--- Exercise requirements ---
Below are records; state how many of their lines hold the word "photometry", and give only the figure.

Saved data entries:
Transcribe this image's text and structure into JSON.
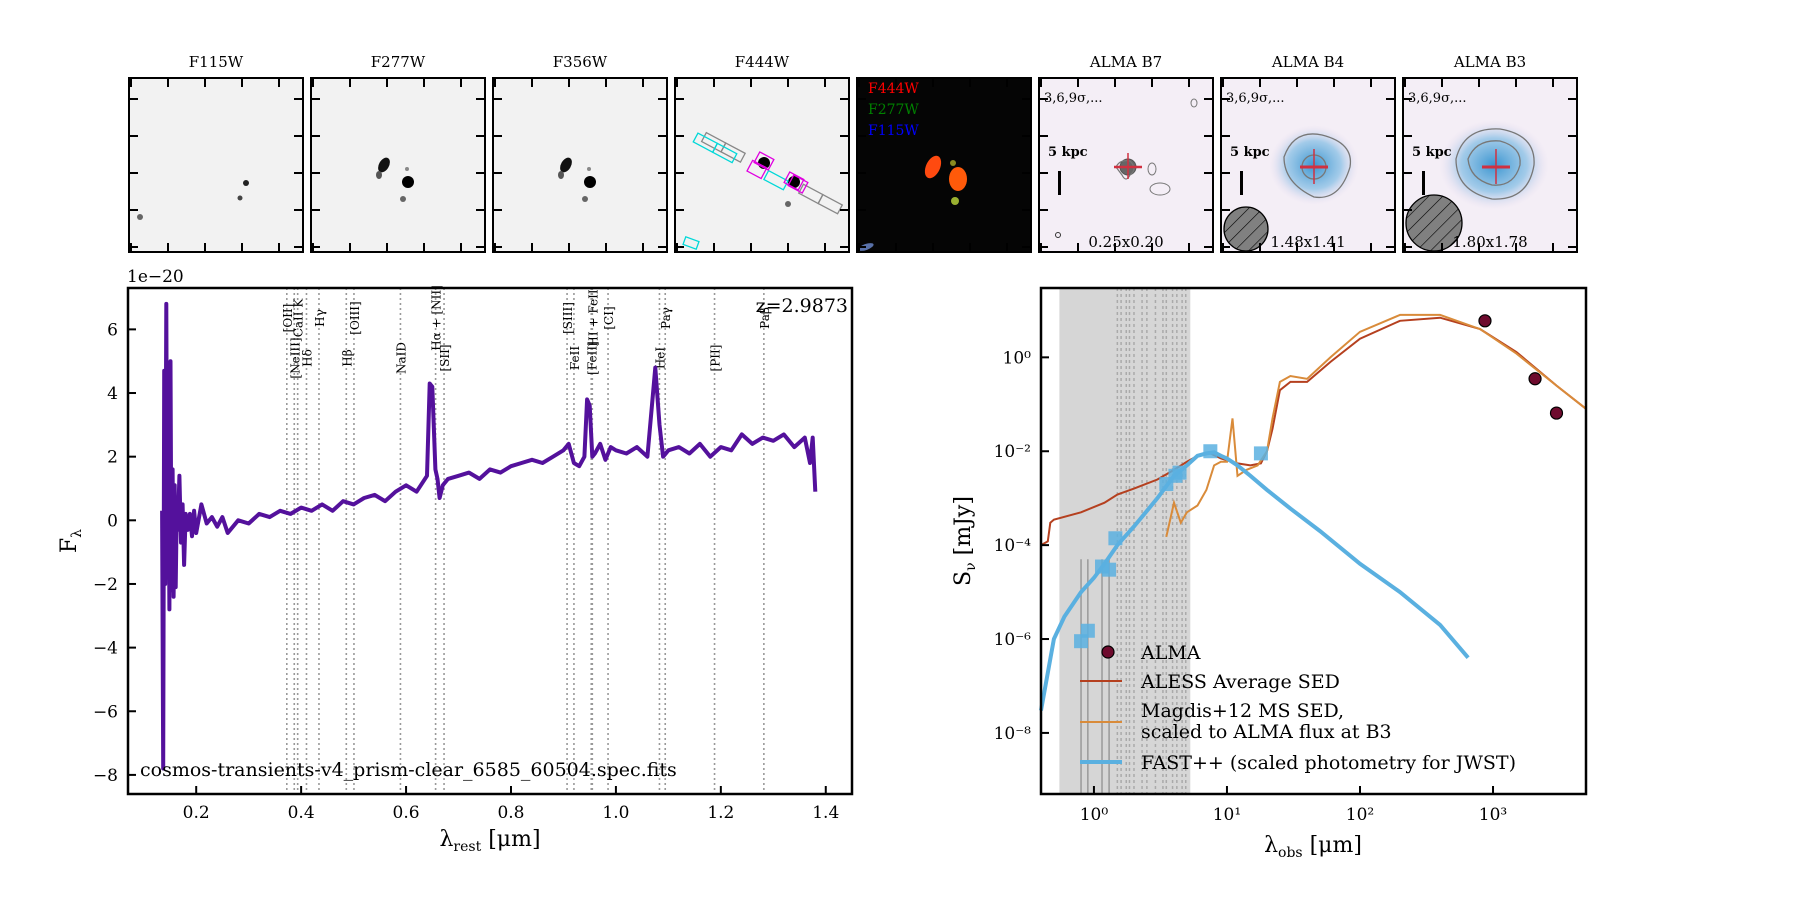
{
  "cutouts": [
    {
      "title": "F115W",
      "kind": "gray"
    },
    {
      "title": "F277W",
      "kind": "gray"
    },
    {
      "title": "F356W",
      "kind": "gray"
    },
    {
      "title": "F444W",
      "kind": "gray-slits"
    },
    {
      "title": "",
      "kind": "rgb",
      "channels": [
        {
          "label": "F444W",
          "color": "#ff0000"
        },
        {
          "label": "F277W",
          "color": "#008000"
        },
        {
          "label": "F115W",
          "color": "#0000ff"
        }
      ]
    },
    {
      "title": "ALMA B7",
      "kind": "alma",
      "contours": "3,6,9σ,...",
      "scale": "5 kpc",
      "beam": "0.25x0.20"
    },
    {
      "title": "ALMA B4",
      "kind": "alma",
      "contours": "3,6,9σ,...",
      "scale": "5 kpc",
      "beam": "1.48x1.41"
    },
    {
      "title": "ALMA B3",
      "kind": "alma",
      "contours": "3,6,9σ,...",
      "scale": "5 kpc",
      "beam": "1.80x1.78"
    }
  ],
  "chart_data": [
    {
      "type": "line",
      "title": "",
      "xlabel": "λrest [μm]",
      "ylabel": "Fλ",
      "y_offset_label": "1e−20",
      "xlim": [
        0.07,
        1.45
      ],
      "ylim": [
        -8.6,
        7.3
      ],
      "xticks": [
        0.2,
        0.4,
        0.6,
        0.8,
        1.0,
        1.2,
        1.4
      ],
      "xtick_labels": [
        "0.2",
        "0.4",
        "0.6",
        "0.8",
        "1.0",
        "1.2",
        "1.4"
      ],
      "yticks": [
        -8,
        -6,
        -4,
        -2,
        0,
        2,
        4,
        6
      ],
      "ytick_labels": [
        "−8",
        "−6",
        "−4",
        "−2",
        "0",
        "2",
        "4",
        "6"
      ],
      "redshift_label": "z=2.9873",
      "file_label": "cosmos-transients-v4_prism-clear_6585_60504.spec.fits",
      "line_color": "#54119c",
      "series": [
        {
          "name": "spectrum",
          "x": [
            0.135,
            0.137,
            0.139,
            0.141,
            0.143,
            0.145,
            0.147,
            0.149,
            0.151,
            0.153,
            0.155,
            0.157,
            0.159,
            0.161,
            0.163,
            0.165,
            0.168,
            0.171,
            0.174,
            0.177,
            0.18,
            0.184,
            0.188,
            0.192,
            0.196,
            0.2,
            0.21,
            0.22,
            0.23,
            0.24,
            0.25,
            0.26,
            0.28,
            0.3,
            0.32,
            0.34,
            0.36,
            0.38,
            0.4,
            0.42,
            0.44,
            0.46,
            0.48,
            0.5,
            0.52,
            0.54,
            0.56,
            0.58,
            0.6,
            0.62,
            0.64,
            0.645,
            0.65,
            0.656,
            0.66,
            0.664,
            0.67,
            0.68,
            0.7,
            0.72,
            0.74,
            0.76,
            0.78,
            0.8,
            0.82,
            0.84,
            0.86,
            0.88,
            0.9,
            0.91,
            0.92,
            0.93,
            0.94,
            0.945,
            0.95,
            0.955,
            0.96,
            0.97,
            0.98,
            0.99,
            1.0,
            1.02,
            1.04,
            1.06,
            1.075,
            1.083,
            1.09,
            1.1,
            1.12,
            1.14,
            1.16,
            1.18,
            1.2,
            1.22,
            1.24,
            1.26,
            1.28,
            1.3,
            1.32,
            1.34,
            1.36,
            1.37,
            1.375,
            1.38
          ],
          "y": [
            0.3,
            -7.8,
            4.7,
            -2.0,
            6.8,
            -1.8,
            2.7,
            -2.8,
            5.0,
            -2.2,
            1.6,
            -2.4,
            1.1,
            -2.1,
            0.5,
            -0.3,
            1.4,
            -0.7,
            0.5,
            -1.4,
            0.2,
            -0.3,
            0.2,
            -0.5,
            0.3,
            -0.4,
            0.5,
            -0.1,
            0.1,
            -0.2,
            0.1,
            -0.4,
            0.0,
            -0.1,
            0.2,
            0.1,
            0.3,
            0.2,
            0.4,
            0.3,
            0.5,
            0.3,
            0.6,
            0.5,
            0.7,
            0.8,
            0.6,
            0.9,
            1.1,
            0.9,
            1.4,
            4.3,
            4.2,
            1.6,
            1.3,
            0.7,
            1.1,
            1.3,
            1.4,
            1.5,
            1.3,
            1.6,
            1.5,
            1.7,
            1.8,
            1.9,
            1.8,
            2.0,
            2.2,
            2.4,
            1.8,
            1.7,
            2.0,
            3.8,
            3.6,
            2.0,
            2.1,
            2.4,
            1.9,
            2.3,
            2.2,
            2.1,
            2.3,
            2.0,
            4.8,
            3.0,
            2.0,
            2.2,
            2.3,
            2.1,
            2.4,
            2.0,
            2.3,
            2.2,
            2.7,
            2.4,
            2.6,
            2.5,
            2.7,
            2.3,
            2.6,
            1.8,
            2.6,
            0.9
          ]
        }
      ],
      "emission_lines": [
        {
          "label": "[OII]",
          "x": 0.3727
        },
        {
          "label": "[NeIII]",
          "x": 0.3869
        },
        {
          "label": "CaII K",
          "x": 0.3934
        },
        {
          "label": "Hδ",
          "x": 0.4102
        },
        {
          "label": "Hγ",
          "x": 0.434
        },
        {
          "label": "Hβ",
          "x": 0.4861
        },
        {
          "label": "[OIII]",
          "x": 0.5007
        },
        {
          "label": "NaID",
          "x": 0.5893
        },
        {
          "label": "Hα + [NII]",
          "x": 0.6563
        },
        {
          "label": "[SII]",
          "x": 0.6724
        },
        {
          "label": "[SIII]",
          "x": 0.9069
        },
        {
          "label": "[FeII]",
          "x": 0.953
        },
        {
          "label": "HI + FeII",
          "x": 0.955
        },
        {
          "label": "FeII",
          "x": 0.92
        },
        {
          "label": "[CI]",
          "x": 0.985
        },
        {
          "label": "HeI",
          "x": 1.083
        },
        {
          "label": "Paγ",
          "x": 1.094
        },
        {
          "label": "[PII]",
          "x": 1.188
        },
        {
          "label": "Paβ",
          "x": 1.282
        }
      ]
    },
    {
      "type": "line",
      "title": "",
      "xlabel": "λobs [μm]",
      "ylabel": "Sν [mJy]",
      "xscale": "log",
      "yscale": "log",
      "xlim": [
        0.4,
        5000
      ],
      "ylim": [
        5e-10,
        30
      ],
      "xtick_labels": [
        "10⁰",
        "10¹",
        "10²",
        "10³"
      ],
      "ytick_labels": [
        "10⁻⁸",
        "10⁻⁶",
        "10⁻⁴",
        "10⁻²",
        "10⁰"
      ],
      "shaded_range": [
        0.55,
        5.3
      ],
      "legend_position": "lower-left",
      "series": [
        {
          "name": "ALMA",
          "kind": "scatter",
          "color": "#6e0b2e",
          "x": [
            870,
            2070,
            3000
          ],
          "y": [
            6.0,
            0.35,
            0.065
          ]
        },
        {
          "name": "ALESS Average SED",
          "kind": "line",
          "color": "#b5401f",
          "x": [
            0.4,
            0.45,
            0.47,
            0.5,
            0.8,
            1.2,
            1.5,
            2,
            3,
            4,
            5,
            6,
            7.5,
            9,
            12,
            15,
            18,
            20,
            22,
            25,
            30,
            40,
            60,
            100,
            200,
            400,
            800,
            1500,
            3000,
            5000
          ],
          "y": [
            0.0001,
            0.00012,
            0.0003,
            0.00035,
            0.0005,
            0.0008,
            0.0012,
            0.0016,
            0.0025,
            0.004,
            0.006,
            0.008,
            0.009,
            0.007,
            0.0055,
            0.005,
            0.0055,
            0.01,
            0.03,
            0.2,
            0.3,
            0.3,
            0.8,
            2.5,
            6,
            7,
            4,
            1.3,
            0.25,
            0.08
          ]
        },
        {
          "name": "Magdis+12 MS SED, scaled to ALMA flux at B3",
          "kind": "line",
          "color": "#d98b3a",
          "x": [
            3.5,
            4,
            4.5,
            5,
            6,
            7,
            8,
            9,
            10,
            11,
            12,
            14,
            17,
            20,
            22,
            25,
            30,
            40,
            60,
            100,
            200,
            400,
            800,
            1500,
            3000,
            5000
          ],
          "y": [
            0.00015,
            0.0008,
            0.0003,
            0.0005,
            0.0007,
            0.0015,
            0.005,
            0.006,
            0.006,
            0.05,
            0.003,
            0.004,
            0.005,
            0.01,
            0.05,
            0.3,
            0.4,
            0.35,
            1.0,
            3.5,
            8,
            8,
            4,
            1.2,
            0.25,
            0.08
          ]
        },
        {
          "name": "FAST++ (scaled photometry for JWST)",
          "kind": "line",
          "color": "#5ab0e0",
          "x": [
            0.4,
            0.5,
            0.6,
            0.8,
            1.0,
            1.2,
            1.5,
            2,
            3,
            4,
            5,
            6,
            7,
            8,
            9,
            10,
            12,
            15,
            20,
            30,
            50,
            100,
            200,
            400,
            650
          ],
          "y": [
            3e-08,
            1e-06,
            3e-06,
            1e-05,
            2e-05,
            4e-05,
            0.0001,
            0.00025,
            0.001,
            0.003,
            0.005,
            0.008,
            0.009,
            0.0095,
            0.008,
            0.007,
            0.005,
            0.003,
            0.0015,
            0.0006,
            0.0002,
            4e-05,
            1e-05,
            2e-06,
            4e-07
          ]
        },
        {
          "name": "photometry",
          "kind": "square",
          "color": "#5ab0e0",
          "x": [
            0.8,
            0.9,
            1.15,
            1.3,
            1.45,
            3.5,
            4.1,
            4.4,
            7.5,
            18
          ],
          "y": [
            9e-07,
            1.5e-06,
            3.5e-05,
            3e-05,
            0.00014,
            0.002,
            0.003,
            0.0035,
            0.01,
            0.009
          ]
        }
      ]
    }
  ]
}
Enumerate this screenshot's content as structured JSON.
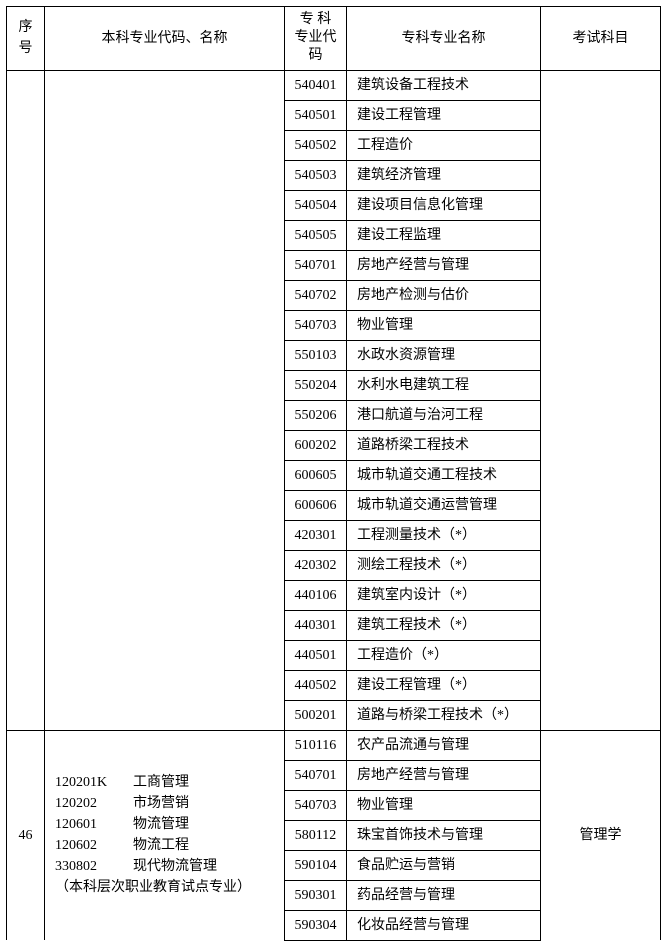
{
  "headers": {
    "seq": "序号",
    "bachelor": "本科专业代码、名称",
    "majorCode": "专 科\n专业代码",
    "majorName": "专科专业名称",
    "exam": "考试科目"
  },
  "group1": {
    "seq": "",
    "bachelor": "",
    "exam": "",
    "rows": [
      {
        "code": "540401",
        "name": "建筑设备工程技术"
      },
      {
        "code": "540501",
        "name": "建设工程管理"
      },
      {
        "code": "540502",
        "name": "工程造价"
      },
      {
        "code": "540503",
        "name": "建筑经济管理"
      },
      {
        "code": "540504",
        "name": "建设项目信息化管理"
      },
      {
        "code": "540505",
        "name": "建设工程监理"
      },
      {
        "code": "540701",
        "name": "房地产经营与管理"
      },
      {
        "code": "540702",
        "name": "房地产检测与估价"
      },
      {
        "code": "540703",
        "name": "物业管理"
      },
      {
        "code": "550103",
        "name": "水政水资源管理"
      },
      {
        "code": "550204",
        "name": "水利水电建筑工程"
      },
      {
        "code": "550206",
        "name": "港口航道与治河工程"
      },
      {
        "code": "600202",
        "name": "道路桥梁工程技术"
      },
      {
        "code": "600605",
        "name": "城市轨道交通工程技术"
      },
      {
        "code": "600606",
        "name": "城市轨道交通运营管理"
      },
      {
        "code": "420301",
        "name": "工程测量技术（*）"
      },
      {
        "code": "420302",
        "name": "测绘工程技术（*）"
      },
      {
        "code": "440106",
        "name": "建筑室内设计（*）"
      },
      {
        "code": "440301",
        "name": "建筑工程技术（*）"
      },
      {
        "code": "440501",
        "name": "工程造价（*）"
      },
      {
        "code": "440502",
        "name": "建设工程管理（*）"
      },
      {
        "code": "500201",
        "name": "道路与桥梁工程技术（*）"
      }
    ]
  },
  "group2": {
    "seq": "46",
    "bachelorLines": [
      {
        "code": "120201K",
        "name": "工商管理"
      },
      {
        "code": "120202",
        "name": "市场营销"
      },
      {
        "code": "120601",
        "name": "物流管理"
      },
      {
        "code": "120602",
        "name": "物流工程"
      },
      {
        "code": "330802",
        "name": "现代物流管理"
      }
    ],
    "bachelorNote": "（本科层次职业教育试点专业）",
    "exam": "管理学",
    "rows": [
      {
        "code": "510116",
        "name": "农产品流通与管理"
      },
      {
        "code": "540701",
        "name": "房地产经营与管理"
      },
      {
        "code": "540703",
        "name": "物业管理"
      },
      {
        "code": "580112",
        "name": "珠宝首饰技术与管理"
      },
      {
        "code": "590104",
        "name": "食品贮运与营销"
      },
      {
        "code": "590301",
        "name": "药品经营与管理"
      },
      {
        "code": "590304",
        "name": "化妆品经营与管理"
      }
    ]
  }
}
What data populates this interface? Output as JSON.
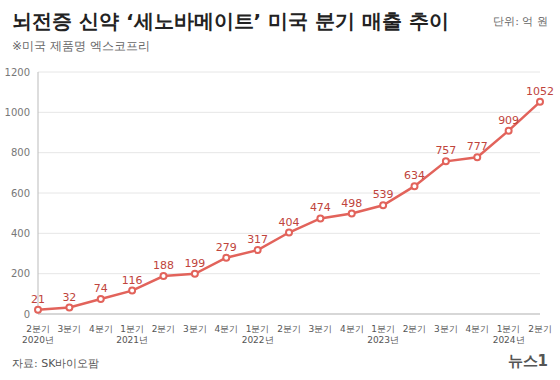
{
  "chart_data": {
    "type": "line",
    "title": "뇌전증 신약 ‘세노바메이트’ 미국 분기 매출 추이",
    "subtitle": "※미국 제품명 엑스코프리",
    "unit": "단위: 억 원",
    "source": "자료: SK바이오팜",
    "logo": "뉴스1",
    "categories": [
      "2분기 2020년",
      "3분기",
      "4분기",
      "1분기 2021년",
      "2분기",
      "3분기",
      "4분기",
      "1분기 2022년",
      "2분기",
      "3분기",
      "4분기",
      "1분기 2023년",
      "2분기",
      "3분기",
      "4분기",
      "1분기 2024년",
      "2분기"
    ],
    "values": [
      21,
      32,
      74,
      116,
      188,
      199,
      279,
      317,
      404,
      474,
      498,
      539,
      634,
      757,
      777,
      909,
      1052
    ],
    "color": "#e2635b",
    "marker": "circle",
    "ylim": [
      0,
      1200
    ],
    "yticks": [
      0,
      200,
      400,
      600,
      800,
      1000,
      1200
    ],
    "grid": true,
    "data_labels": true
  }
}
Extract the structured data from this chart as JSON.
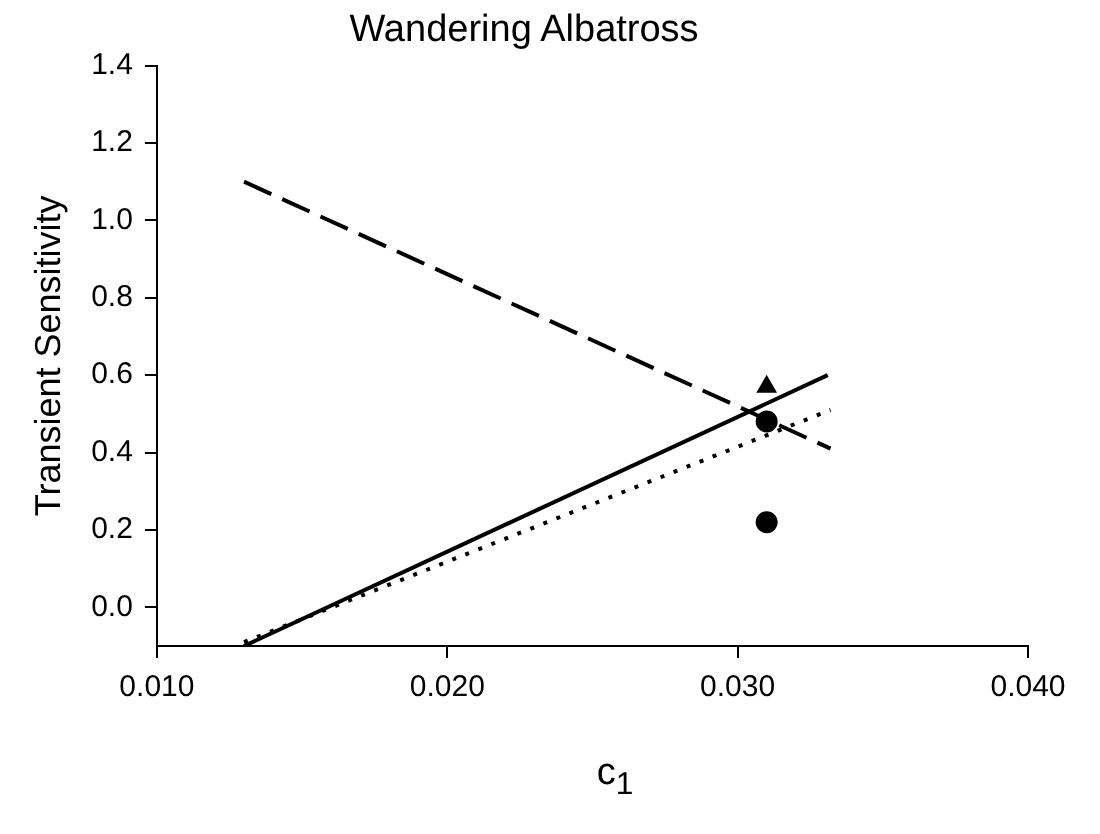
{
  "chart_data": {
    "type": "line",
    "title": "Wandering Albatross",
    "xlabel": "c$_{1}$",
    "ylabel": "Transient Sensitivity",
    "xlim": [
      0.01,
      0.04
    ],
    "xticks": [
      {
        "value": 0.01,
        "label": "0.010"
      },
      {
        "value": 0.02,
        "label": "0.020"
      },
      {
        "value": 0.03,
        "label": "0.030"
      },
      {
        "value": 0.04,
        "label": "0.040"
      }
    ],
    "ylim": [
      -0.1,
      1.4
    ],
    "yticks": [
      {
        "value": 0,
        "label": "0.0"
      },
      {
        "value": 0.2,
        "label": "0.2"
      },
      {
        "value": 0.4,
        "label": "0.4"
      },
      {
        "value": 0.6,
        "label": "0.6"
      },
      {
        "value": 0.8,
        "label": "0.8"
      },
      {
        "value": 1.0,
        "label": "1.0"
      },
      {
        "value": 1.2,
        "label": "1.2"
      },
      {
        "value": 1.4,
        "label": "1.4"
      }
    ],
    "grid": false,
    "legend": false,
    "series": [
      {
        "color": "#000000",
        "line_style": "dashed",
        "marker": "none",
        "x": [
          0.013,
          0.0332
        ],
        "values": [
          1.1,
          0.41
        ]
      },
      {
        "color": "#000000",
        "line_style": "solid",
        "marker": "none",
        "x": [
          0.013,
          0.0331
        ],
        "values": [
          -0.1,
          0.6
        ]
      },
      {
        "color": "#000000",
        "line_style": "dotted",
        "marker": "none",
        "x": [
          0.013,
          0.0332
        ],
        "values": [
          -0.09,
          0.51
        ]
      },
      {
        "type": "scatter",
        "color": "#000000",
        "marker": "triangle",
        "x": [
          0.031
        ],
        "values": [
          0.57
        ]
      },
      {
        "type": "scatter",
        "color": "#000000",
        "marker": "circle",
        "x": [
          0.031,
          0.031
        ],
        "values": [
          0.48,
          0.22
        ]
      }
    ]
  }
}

--- Task solution ---
2